::: Data supplied

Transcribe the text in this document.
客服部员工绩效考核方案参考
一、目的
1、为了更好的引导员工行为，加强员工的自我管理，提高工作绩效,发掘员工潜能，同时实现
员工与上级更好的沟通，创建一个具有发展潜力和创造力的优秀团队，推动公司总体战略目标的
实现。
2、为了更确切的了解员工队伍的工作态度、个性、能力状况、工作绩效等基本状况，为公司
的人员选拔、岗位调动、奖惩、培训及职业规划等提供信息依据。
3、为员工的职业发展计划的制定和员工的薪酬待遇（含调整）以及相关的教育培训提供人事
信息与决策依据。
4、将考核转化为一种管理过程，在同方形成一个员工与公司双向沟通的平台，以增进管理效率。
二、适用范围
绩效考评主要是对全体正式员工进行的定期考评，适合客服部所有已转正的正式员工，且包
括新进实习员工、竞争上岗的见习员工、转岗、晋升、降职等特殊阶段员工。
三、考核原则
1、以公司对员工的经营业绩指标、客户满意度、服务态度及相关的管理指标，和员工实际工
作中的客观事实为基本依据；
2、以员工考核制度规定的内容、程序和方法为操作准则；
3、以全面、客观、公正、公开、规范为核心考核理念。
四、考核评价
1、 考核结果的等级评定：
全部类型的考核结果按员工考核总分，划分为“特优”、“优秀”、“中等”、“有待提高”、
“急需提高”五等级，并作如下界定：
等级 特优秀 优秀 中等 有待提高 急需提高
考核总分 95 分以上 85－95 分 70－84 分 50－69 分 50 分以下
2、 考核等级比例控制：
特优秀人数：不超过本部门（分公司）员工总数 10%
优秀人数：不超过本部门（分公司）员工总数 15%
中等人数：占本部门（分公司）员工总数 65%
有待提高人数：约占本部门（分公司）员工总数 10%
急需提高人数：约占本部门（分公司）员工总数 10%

::::::

What is expected -> Write out the full listing exactly as given.

Expected output ->
Transcribe the text in this document.
客服部员工绩效考核方案参考
一、目的
1、为了更好的引导员工行为，加强员工的自我管理，提高工作绩效,发掘员工潜能，同时实现
员工与上级更好的沟通，创建一个具有发展潜力和创造力的优秀团队，推动公司总体战略目标的
实现。
2、为了更确切的了解员工队伍的工作态度、个性、能力状况、工作绩效等基本状况，为公司
的人员选拔、岗位调动、奖惩、培训及职业规划等提供信息依据。
3、为员工的职业发展计划的制定和员工的薪酬待遇（含调整）以及相关的教育培训提供人事
信息与决策依据。
4、将考核转化为一种管理过程，在同方形成一个员工与公司双向沟通的平台，以增进管理效率。
二、适用范围
绩效考评主要是对全体正式员工进行的定期考评，适合客服部所有已转正的正式员工，且包
括新进实习员工、竞争上岗的见习员工、转岗、晋升、降职等特殊阶段员工。
三、考核原则
1、以公司对员工的经营业绩指标、客户满意度、服务态度及相关的管理指标，和员工实际工
作中的客观事实为基本依据；
2、以员工考核制度规定的内容、程序和方法为操作准则；
3、以全面、客观、公正、公开、规范为核心考核理念。
四、考核评价
1、 考核结果的等级评定：
全部类型的考核结果按员工考核总分，划分为“特优”、“优秀”、“中等”、“有待提高”、
“急需提高”五等级，并作如下界定：
等级 特优秀 优秀 中等 有待提高 急需提高
考核总分 95 分以上 85－95 分 70－84 分 50－69 分 50 分以下
2、 考核等级比例控制：
特优秀人数：不超过本部门（分公司）员工总数 10%
优秀人数：不超过本部门（分公司）员工总数 15%
中等人数：占本部门（分公司）员工总数 65%
有待提高人数：约占本部门（分公司）员工总数 10%
急需提高人数：约占本部门（分公司）员工总数 10%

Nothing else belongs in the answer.